GIVEN ENTRIES ▸
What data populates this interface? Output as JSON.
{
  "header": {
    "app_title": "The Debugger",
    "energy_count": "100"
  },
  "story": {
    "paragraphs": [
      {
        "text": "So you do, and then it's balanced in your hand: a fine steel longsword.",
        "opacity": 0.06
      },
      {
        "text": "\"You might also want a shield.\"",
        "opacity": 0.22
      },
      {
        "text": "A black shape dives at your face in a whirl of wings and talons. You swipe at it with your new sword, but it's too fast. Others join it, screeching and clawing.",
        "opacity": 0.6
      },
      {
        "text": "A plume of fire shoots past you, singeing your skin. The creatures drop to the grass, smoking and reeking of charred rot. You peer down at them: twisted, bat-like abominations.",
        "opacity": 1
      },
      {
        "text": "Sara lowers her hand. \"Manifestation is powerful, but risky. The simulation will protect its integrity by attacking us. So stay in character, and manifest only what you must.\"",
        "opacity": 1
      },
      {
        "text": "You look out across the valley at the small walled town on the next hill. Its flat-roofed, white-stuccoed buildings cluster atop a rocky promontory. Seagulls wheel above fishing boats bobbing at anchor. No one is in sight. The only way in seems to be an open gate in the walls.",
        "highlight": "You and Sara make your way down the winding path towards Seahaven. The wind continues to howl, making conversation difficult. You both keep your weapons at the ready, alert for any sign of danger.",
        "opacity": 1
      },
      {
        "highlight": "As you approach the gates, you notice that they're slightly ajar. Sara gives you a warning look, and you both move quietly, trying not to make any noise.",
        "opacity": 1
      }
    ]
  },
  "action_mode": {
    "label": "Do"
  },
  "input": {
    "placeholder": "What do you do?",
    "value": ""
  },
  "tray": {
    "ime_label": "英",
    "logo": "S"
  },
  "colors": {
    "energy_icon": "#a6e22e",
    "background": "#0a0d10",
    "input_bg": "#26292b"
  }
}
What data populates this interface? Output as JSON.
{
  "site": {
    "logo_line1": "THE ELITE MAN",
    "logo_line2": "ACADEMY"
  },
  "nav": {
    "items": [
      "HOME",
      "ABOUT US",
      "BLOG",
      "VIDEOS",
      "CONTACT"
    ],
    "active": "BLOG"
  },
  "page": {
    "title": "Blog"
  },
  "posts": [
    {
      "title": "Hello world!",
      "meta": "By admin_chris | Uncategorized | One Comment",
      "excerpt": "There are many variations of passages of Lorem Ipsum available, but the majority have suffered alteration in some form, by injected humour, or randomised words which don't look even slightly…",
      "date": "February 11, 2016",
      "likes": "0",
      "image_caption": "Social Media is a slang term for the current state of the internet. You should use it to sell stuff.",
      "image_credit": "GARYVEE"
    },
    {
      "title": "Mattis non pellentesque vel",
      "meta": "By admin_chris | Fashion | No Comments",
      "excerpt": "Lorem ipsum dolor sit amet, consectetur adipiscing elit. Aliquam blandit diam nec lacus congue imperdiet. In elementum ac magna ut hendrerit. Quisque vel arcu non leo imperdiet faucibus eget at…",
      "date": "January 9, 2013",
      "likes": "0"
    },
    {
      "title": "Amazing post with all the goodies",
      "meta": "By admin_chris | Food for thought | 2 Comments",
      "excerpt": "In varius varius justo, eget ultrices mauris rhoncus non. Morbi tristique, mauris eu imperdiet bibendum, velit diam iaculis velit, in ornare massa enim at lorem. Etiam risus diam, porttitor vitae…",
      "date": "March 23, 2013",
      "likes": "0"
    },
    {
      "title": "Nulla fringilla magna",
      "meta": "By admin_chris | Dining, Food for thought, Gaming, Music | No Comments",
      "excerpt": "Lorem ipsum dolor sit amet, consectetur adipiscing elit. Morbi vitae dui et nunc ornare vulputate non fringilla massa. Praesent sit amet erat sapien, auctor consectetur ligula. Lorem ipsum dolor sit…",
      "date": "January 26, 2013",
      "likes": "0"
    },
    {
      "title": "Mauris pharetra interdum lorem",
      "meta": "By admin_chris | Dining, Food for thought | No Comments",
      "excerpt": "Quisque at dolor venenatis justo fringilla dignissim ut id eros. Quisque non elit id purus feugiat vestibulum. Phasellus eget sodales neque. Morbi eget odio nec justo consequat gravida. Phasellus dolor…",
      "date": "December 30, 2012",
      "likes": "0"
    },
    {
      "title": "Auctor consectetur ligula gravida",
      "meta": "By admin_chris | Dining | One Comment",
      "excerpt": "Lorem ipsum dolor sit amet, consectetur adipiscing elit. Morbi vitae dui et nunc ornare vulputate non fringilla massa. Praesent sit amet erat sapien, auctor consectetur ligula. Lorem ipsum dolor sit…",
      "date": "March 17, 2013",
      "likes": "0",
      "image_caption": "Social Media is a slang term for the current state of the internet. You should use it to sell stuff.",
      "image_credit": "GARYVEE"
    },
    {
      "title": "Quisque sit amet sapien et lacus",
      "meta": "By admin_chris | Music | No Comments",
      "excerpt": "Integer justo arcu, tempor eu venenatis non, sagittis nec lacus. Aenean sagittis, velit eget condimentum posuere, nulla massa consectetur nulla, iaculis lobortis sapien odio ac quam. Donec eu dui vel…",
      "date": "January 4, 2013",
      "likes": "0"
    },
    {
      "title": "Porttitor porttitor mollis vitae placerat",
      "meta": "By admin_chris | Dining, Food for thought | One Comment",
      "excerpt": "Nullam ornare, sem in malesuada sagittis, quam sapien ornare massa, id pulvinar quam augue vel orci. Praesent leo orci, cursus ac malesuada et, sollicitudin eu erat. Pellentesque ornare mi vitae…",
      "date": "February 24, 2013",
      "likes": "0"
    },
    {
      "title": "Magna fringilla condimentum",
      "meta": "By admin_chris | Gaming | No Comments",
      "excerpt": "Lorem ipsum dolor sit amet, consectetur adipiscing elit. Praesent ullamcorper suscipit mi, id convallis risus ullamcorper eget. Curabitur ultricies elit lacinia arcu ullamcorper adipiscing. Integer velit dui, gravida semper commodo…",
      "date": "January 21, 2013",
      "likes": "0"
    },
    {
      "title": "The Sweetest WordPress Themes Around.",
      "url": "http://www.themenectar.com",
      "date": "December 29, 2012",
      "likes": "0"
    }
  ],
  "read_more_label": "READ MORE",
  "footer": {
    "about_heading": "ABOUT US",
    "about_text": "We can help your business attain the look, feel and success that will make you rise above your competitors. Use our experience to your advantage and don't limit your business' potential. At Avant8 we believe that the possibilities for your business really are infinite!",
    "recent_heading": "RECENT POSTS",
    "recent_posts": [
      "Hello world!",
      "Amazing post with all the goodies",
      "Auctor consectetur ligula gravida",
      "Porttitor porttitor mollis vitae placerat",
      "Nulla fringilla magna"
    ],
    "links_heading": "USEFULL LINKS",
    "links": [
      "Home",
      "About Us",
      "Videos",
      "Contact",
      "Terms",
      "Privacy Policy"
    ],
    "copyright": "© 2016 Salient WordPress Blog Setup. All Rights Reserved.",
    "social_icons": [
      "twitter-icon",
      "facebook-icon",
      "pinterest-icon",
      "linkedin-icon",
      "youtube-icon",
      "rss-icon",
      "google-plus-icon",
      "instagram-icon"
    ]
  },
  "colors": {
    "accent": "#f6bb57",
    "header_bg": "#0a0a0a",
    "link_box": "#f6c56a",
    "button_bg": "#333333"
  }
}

DIRECTION ▸ What is the number of lines in the listing that include the word "February"? Give that number and nothing else.

SOLUTION BELOW ▸ 2